▶ _What you have to do_: From the entries below, gather every line containing the string "подача".

▶ _Data for processing_:

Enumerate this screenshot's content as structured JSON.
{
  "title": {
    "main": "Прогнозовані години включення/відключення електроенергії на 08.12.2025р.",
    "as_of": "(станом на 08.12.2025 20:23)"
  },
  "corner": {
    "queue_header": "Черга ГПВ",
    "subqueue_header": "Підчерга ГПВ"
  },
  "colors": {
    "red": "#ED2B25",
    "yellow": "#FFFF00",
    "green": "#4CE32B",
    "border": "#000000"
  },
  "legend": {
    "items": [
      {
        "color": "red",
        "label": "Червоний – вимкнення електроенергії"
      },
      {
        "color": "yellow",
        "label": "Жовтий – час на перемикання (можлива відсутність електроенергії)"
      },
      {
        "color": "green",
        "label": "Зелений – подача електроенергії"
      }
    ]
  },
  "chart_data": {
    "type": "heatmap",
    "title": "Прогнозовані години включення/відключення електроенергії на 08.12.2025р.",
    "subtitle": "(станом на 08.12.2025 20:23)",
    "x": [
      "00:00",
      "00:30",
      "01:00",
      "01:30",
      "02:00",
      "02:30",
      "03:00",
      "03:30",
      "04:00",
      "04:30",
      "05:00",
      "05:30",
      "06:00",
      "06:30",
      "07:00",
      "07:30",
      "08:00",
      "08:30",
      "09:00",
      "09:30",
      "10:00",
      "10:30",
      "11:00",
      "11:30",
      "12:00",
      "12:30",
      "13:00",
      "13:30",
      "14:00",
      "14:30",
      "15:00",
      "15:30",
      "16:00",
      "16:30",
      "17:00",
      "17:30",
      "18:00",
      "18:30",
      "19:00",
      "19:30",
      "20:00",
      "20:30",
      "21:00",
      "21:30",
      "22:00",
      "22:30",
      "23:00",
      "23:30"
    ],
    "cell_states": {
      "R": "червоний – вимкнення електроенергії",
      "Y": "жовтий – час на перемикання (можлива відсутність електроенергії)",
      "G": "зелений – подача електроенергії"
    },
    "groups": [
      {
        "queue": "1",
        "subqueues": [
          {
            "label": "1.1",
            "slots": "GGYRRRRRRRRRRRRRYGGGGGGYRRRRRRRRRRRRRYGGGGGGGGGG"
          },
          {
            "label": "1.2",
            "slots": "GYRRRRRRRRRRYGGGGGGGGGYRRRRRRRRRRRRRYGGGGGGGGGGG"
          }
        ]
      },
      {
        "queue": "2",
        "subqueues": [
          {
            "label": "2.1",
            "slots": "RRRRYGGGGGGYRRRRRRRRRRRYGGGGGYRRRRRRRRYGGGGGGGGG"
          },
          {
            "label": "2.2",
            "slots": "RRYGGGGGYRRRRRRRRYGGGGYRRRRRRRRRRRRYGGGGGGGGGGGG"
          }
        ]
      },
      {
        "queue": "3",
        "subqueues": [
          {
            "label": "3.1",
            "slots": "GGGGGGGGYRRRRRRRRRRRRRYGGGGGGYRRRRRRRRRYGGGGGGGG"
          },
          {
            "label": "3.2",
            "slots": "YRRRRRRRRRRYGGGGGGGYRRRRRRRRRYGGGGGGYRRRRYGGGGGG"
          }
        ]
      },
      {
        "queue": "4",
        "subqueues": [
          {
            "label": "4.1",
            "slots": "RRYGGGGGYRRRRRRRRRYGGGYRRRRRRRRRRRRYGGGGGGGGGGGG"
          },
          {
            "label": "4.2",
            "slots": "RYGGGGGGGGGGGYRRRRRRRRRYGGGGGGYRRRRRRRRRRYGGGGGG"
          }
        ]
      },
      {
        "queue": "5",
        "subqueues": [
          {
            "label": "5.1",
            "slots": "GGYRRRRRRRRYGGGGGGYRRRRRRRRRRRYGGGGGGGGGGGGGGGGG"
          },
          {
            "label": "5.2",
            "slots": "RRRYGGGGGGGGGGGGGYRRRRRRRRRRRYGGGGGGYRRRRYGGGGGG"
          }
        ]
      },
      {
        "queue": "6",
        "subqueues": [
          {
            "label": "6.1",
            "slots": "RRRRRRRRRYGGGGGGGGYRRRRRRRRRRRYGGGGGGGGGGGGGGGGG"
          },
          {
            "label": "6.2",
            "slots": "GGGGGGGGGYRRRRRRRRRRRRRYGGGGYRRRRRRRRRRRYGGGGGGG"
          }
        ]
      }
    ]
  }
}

▶ _Expected answer_:
        "label": "Зелений – подача електроенергії"
      "G": "зелений – подача електроенергії"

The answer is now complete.